╔══

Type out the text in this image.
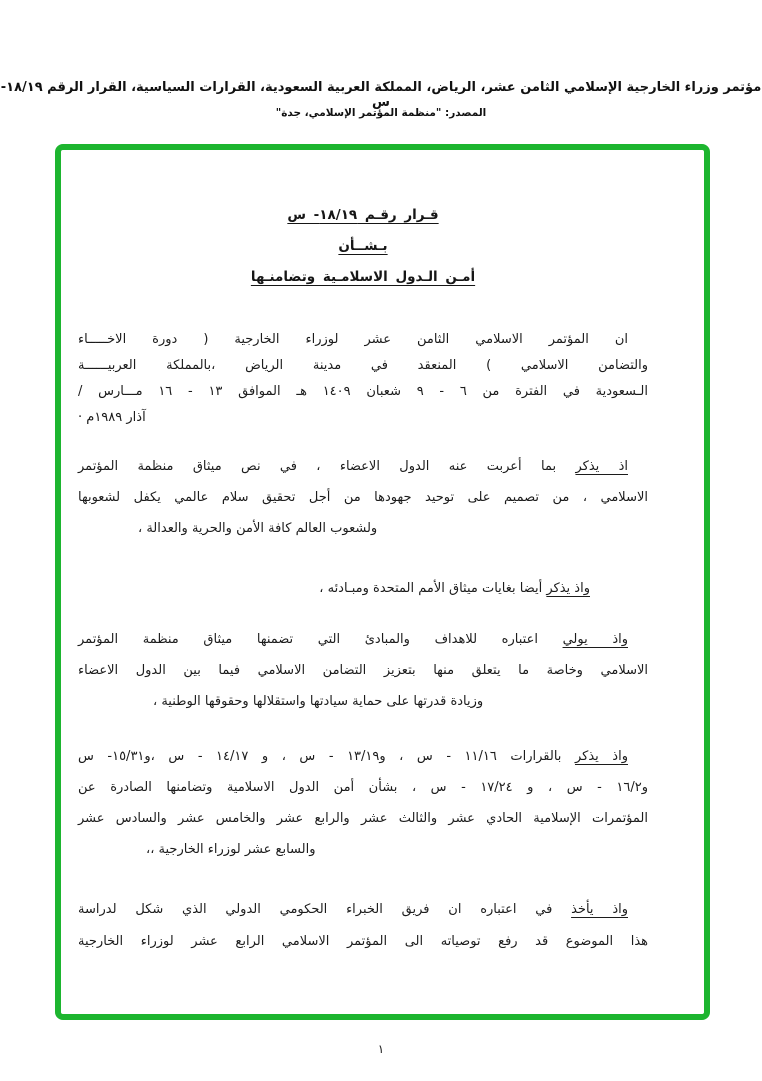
مؤتمر وزراء الخارجية الإسلامي الثامن عشر، الرياض، المملكة العربية السعودية، القرارات السياسية، القرار الرقم ١٨/١٩-س
المصدر: "منظمة المؤتمر الإسلامي، جدة"
قـرار رقـم ١٨/١٩- س
بـشــأن
أمـن الـدول الاسلامـية وتضامنـها
ان المؤتمر الاسلامي الثامن عشر لوزراء الخارجية ( دورة الاخـــــاء
والتضامن الاسلامي ) المنعقد في مدينة الرياض ،بالمملكة العربيــــــة
الـسعودية في الفترة من ٦ - ٩ شعبان ١٤٠٩ هـ الموافق ١٣ - ١٦ مـــارس /
آذار ١٩٨٩م ·
اذ يذكر بما أعربت عنه الدول الاعضاء ، في نص ميثاق منظمة المؤتمر
الاسلامي ، من تصميم على توحيد جهودها من أجل تحقيق سلام عالمي يكفل لشعوبها
ولشعوب العالم كافة الأمن والحرية والعدالة ،
واذ يذكر أيضا بغايات ميثاق الأمم المتحدة ومبـادئه ،
واذ يولي اعتباره للاهداف والمبادئ التي تضمنها ميثاق منظمة المؤتمر
الاسلامي وخاصة ما يتعلق منها بتعزيز التضامن الاسلامي فيما بين الدول الاعضاء
وزيادة قدرتها على حماية سيادتها واستقلالها وحقوقها الوطنية ،
واذ يذكر بالقرارات ١١/١٦ - س ، و١٣/١٩ - س ، و ١٤/١٧ - س ،و١٥/٣١- س
و١٦/٢ - س ، و ١٧/٢٤ - س ، بشأن أمن الدول الاسلامية وتضامنها الصادرة عن
المؤتمرات الإسلامية الحادي عشر والثالث عشر والرابع عشر والخامس عشر والسادس عشر
والسابع عشر لوزراء الخارجية ،،
واذ يأخذ في اعتباره ان فريق الخبراء الحكومي الدولي الذي شكل لدراسة
هذا الموضوع قد رفع توصياته الى المؤتمر الاسلامي الرابع عشر لوزراء الخارجية
١
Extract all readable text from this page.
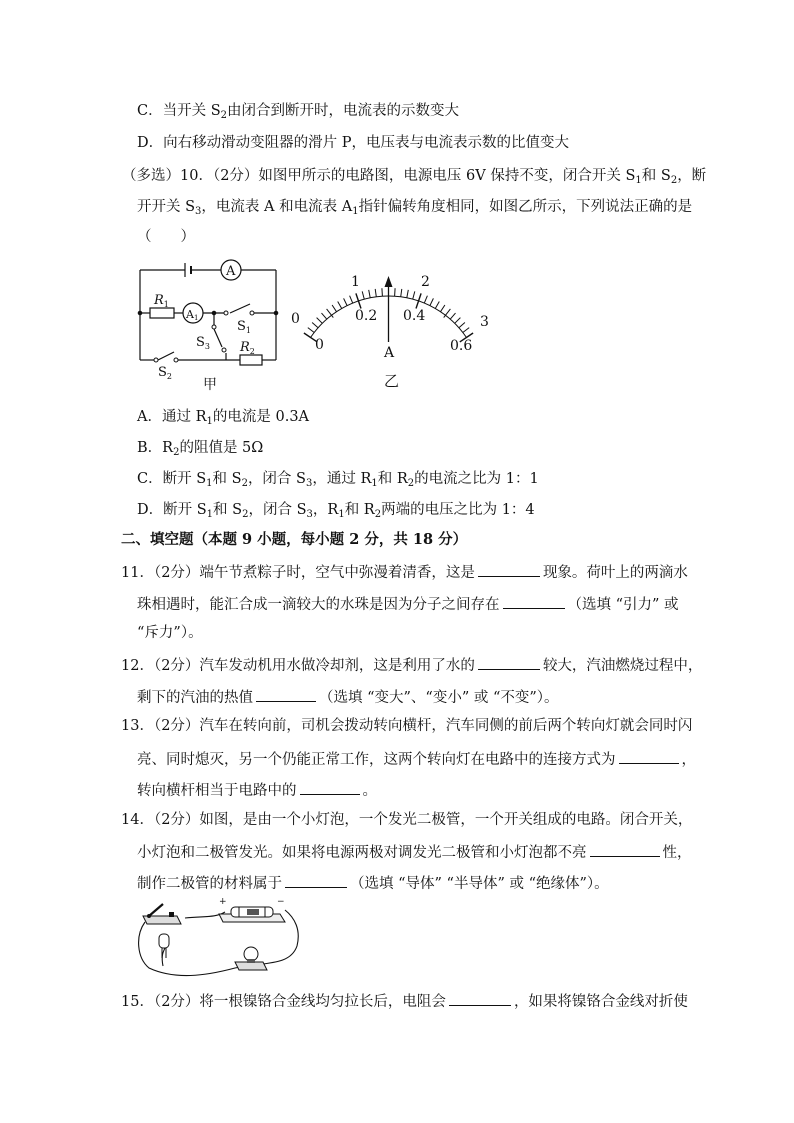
C．当开关 $S_2$由闭合到断开时，电流表的示数变大
D．向右移动滑动变阻器的滑片 P，电压表与电流表示数的比值变大
（多选）10．（2分）如图甲所示的电路图，电源电压 6V 保持不变，闭合开关 $S_1$和 $S_2$，断
开开关 $S_3$，电流表 A 和电流表 $A_1$指针偏转角度相同，如图乙所示，下列说法正确的是
（　　）
A
A1
$R_1$
$R_2$
$S_1$
$S_3$
$S_2$
甲
0
1	2
3
0
0.2 0.4
0.6
A
乙
A．通过 $R_1$的电流是 0.3A
B．$R_2$的阻值是 5Ω
C．断开 $S_1$和 $S_2$，闭合 $S_3$，通过 $R_1$和 $R_2$的电流之比为 1：1
D．断开 $S_1$和 $S_2$，闭合 $S_3$，$R_1$和 $R_2$两端的电压之比为 1：4
二、填空题（本题 9 小题，每小题 2 分，共 18 分）
11．（2分）端午节煮粽子时，空气中弥漫着清香，这是	现象。荷叶上的两滴水
珠相遇时，能汇合成一滴较大的水珠是因为分子之间存在	（选填 “引力” 或
“斥力”）。
12．（2分）汽车发动机用水做冷却剂，这是利用了水的	较大，汽油燃烧过程中，
剩下的汽油的热值	（选填 “变大”、“变小” 或 “不变”）。
13．（2分）汽车在转向前，司机会拨动转向横杆，汽车同侧的前后两个转向灯就会同时闪
亮、同时熄灭，另一个仍能正常工作，这两个转向灯在电路中的连接方式为	，
转向横杆相当于电路中的	。
14．（2分）如图，是由一个小灯泡，一个发光二极管，一个开关组成的电路。闭合开关，
小灯泡和二极管发光。如果将电源两极对调发光二极管和小灯泡都不亮	性，
制作二极管的材料属于	（选填 “导体” “半导体” 或 “绝缘体”）。
+	−
15．（2分）将一根镍铬合金线均匀拉长后，电阻会	，如果将镍铬合金线对折使
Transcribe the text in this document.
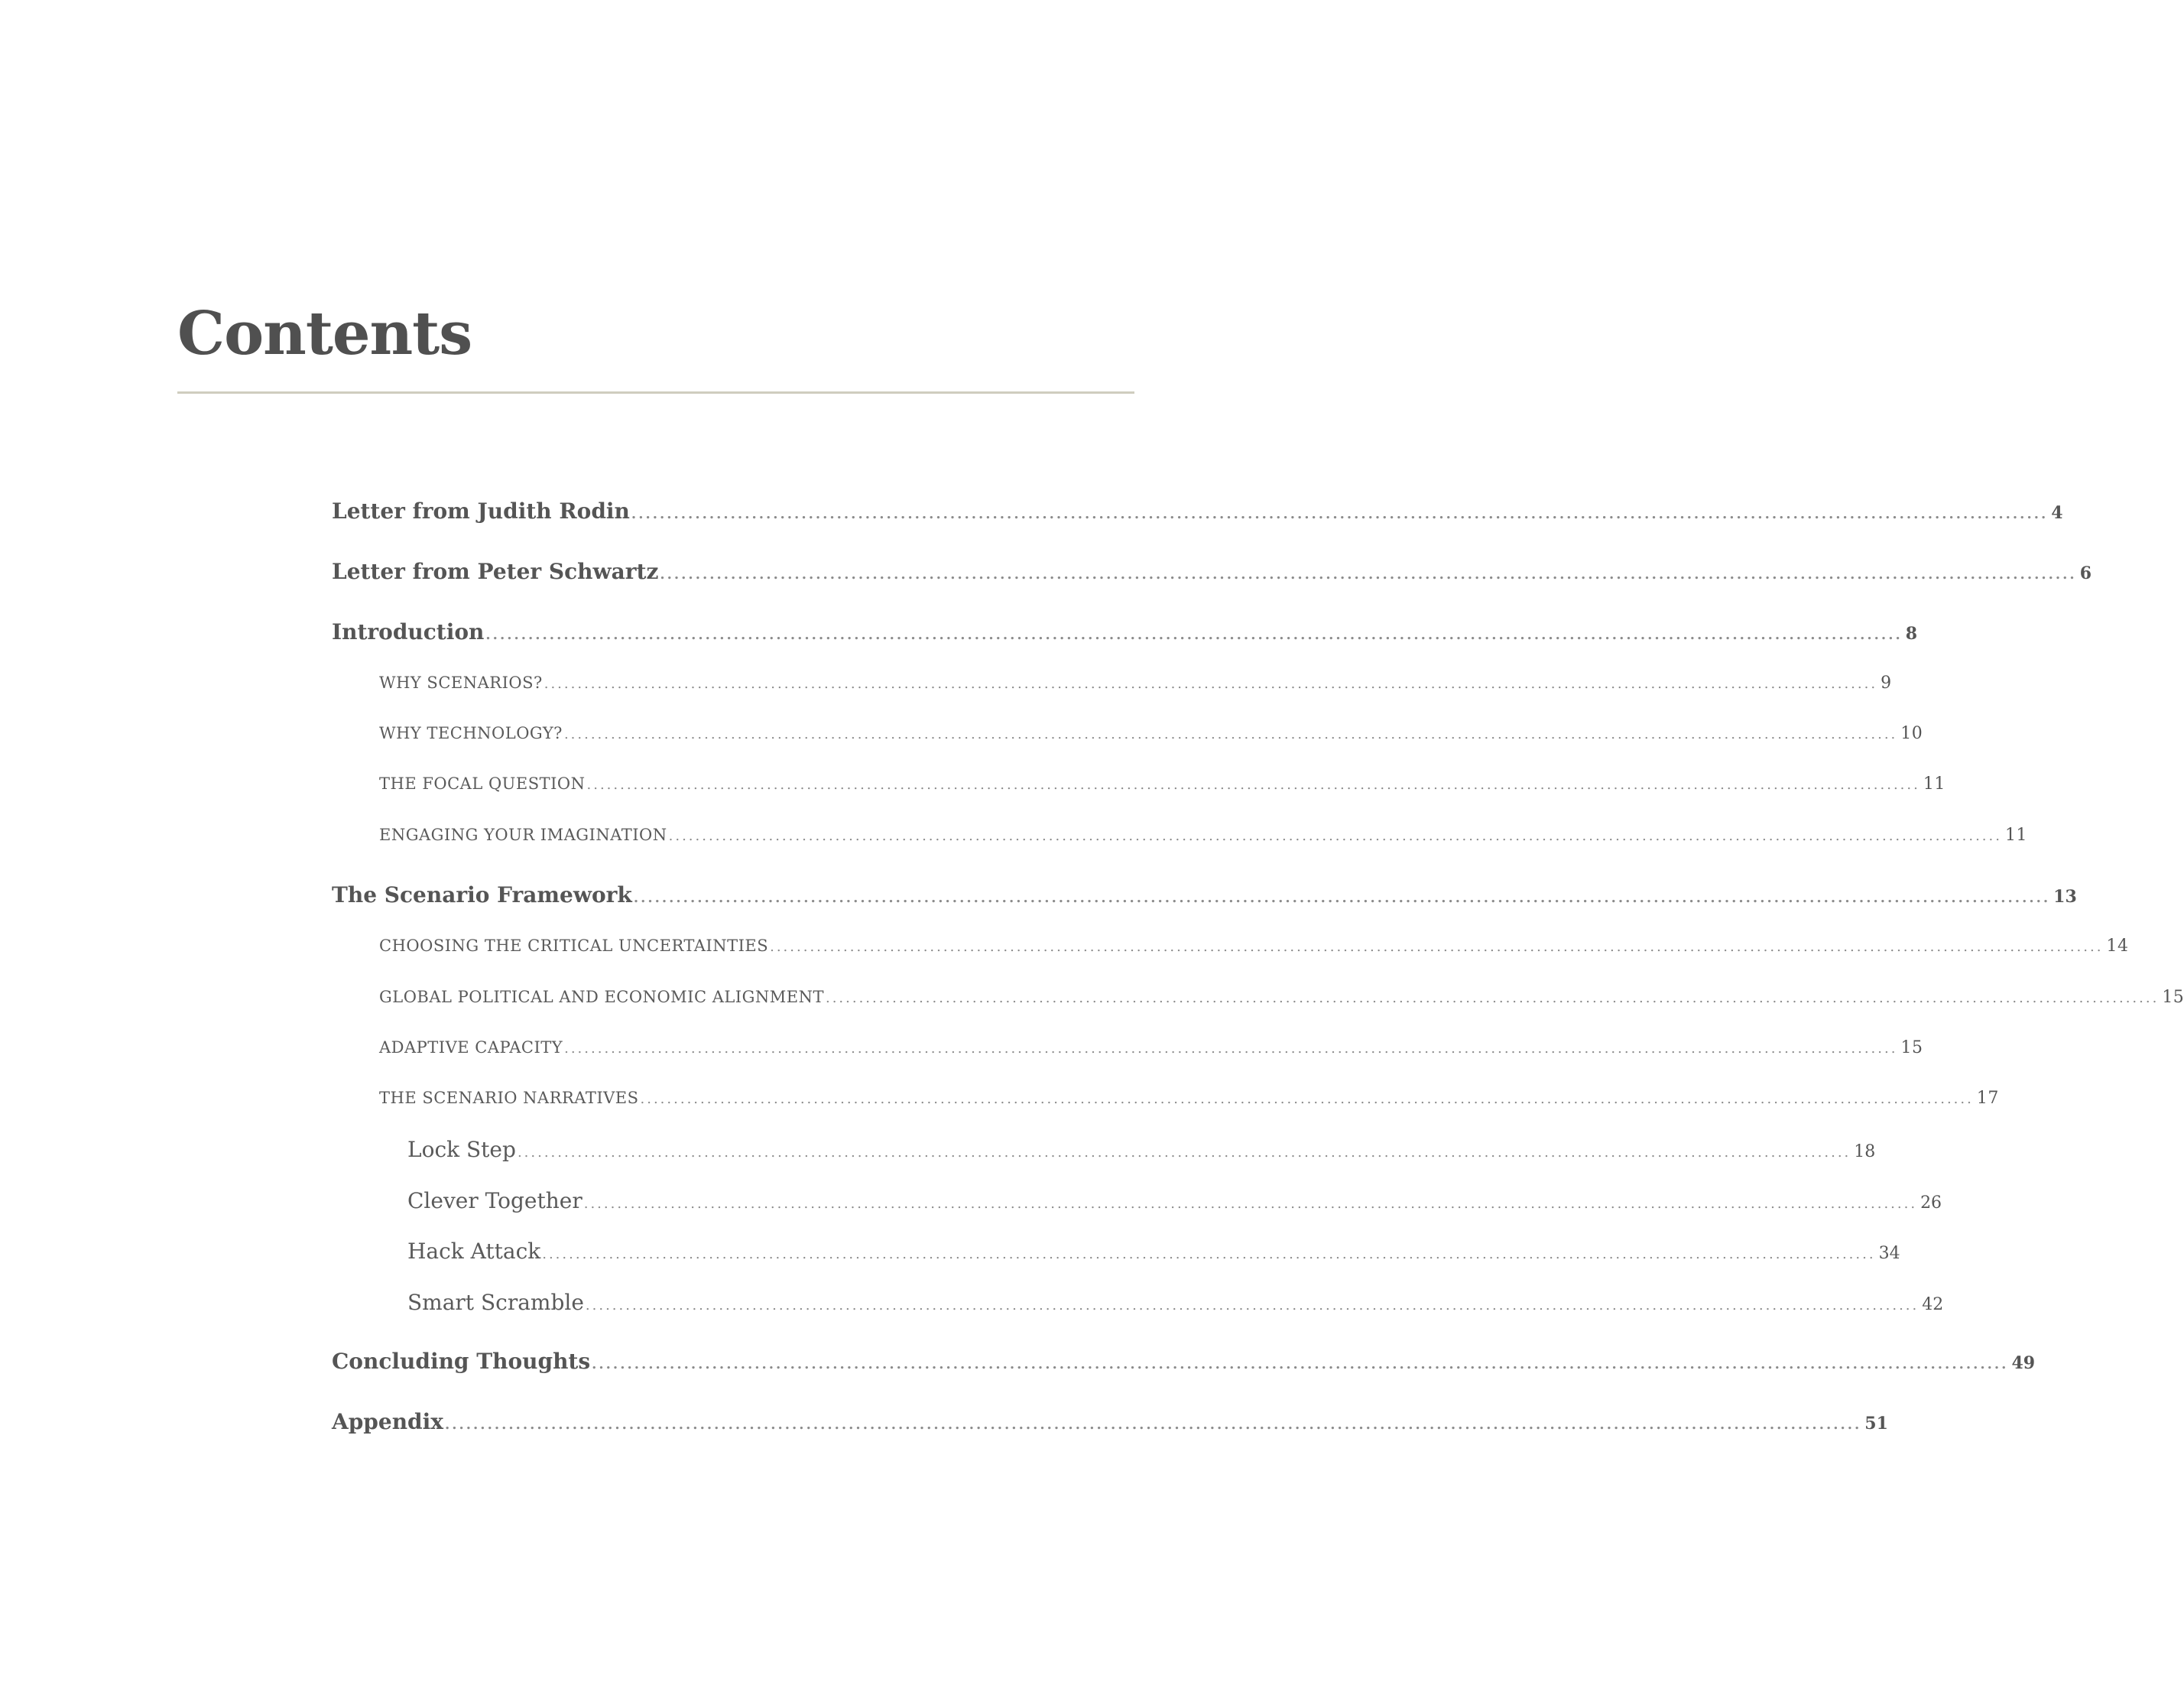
Contents
Letter from Judith Rodin ........................................................................................................................................................................................................ 4
Letter from Peter Schwartz ........................................................................................................................................................................................................ 6
Introduction ........................................................................................................................................................................................................ 8
WHY SCENARIOS? ........................................................................................................................................................................................................ 9
WHY TECHNOLOGY? ........................................................................................................................................................................................................ 10
THE FOCAL QUESTION ........................................................................................................................................................................................................ 11
ENGAGING YOUR IMAGINATION ........................................................................................................................................................................................................ 11
The Scenario Framework ........................................................................................................................................................................................................ 13
CHOOSING THE CRITICAL UNCERTAINTIES ........................................................................................................................................................................................................ 14
GLOBAL POLITICAL AND ECONOMIC ALIGNMENT ........................................................................................................................................................................................................ 15
ADAPTIVE CAPACITY ........................................................................................................................................................................................................ 15
THE SCENARIO NARRATIVES ........................................................................................................................................................................................................ 17
Lock Step ........................................................................................................................................................................................................ 18
Clever Together ........................................................................................................................................................................................................ 26
Hack Attack ........................................................................................................................................................................................................ 34
Smart Scramble ........................................................................................................................................................................................................ 42
Concluding Thoughts ........................................................................................................................................................................................................ 49
Appendix ........................................................................................................................................................................................................ 51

╚══

The exercise — Omit every picture, and otherwise quote the entries exactly.

Solved problem —
Type out the text in this image.
مؤتمر وزراء الخارجية الإسلامي الثامن عشر، الرياض، المملكة العربية السعودية، القرارات السياسية، القرار الرقم ١٨/١٩-س
المصدر: "منظمة المؤتمر الإسلامي، جدة"
قـرار رقـم ١٨/١٩- س
بـشــأن
أمـن الـدول الاسلامـية وتضامنـها
ان المؤتمر الاسلامي الثامن عشر لوزراء الخارجية ( دورة الاخـــــاء
والتضامن الاسلامي ) المنعقد في مدينة الرياض ،بالمملكة العربيــــــة
الـسعودية في الفترة من ٦ - ٩ شعبان ١٤٠٩ هـ الموافق ١٣ - ١٦ مـــارس /
آذار ١٩٨٩م ·
اذ يذكر بما أعربت عنه الدول الاعضاء ، في نص ميثاق منظمة المؤتمر
الاسلامي ، من تصميم على توحيد جهودها من أجل تحقيق سلام عالمي يكفل لشعوبها
ولشعوب العالم كافة الأمن والحرية والعدالة ،
واذ يذكر أيضا بغايات ميثاق الأمم المتحدة ومبـادئه ،
واذ يولي اعتباره للاهداف والمبادئ التي تضمنها ميثاق منظمة المؤتمر
الاسلامي وخاصة ما يتعلق منها بتعزيز التضامن الاسلامي فيما بين الدول الاعضاء
وزيادة قدرتها على حماية سيادتها واستقلالها وحقوقها الوطنية ،
واذ يذكر بالقرارات ١١/١٦ - س ، و١٣/١٩ - س ، و ١٤/١٧ - س ،و١٥/٣١- س
و١٦/٢ - س ، و ١٧/٢٤ - س ، بشأن أمن الدول الاسلامية وتضامنها الصادرة عن
المؤتمرات الإسلامية الحادي عشر والثالث عشر والرابع عشر والخامس عشر والسادس عشر
والسابع عشر لوزراء الخارجية ،،
واذ يأخذ في اعتباره ان فريق الخبراء الحكومي الدولي الذي شكل لدراسة
هذا الموضوع قد رفع توصياته الى المؤتمر الاسلامي الرابع عشر لوزراء الخارجية
١
Extract all readable text from this page.
C．当开关 $S_2$由闭合到断开时，电流表的示数变大
D．向右移动滑动变阻器的滑片 P，电压表与电流表示数的比值变大
（多选）10．（2分）如图甲所示的电路图，电源电压 6V 保持不变，闭合开关 $S_1$和 $S_2$，断
开开关 $S_3$，电流表 A 和电流表 $A_1$指针偏转角度相同，如图乙所示，下列说法正确的是
（　　）
A
A1
$R_1$
$R_2$
$S_1$
$S_3$
$S_2$
甲
0
1	2
3
0
0.2 0.4
0.6
A
乙
A．通过 $R_1$的电流是 0.3A
B．$R_2$的阻值是 5Ω
C．断开 $S_1$和 $S_2$，闭合 $S_3$，通过 $R_1$和 $R_2$的电流之比为 1：1
D．断开 $S_1$和 $S_2$，闭合 $S_3$，$R_1$和 $R_2$两端的电压之比为 1：4
二、填空题（本题 9 小题，每小题 2 分，共 18 分）
11．（2分）端午节煮粽子时，空气中弥漫着清香，这是	现象。荷叶上的两滴水
珠相遇时，能汇合成一滴较大的水珠是因为分子之间存在	（选填 “引力” 或
“斥力”）。
12．（2分）汽车发动机用水做冷却剂，这是利用了水的	较大，汽油燃烧过程中，
剩下的汽油的热值	（选填 “变大”、“变小” 或 “不变”）。
13．（2分）汽车在转向前，司机会拨动转向横杆，汽车同侧的前后两个转向灯就会同时闪
亮、同时熄灭，另一个仍能正常工作，这两个转向灯在电路中的连接方式为	，
转向横杆相当于电路中的	。
14．（2分）如图，是由一个小灯泡，一个发光二极管，一个开关组成的电路。闭合开关，
小灯泡和二极管发光。如果将电源两极对调发光二极管和小灯泡都不亮	性，
制作二极管的材料属于	（选填 “导体” “半导体” 或 “绝缘体”）。
+	−
15．（2分）将一根镍铬合金线均匀拉长后，电阻会	，如果将镍铬合金线对折使
Transcribe the text in this document.
Contents
Letter from Judith Rodin ........................................................................................................................................................................................................ 4
Letter from Peter Schwartz ........................................................................................................................................................................................................ 6
Introduction ........................................................................................................................................................................................................ 8
WHY SCENARIOS? ........................................................................................................................................................................................................ 9
WHY TECHNOLOGY? ........................................................................................................................................................................................................ 10
THE FOCAL QUESTION ........................................................................................................................................................................................................ 11
ENGAGING YOUR IMAGINATION ........................................................................................................................................................................................................ 11
The Scenario Framework ........................................................................................................................................................................................................ 13
CHOOSING THE CRITICAL UNCERTAINTIES ........................................................................................................................................................................................................ 14
GLOBAL POLITICAL AND ECONOMIC ALIGNMENT ........................................................................................................................................................................................................ 15
ADAPTIVE CAPACITY ........................................................................................................................................................................................................ 15
THE SCENARIO NARRATIVES ........................................................................................................................................................................................................ 17
Lock Step ........................................................................................................................................................................................................ 18
Clever Together ........................................................................................................................................................................................................ 26
Hack Attack ........................................................................................................................................................................................................ 34
Smart Scramble ........................................................................................................................................................................................................ 42
Concluding Thoughts ........................................................................................................................................................................................................ 49
Appendix ........................................................................................................................................................................................................ 51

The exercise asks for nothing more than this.